No, no es algo que le haya oído al empleado de una oficina bancaria florentina al denegar un crédito. Fue Aleksandr Pushkin (1799-1837) el autor de esta retorcida a la par que elegante justificación, que figura en La dama de picas. El hombre algo sabía de deudas, en parte por su afición al juego, que es de lo que trata el relato. Sin embargo, la temprana muerte del escritor ―uno de cuyos discípulos literarios fue Dostoyevski, el de El jugador― se debió a la defensa de su esposa, Natalia Goncharova, que según se cuenta fue la otra parte causante de las ingentes deudas acumuladas por el moscovita, quien se veía obligado a mantener a dos hermanas solteras de la mujer y a pagar las frecuentes y lujosas fiestas que organizaba. Pero Pushkin no tuvo que defender a Goncharova de nada relacionado con el dinero, sino con la maledicencia instigada por el zar, que según dicen utilizó esa taimada vía para desprestigiar al escritor, al que temía por sus ideas políticas. El caso es que lo mató en un duelo a pistola un tirador profesional que se batió en nombre de un barón que le había llamado cornudo en un panfleto anónimo. Aunque era anónimo, Pushkin dedujo la autoría del barón, al parecer, por el estilo. Normal que saliesen de su pluma frases tan retorcidas, a la par que elegantes.

Una serie de registros:

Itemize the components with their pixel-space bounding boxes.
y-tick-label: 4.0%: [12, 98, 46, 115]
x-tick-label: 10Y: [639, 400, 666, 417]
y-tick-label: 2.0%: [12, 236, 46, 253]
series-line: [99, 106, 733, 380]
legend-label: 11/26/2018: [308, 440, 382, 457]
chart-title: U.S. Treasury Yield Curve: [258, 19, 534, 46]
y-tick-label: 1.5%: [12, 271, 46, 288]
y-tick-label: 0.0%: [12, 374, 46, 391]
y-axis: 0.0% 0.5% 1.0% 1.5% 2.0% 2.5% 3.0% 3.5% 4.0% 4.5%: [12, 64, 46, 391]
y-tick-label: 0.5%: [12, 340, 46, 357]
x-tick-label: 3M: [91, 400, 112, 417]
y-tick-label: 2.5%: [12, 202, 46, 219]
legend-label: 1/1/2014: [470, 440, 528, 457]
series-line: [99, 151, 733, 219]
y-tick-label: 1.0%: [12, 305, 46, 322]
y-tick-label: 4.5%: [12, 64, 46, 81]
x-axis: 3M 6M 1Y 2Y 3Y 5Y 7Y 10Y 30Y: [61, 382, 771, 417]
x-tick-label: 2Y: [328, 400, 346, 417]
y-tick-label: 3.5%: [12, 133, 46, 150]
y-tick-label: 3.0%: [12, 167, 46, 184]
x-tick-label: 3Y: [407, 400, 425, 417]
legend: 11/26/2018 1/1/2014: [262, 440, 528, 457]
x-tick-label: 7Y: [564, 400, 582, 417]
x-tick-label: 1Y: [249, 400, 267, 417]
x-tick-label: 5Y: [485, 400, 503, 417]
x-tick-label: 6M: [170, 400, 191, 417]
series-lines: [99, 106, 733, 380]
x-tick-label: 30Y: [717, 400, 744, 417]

(CONSIGNA ESCRITA) Según el extracto sobre Pushkin, ¿cómo se llamaba la esposa del escritor?

(SOLUCIÓN) Se llamaba Natalia Goncharova.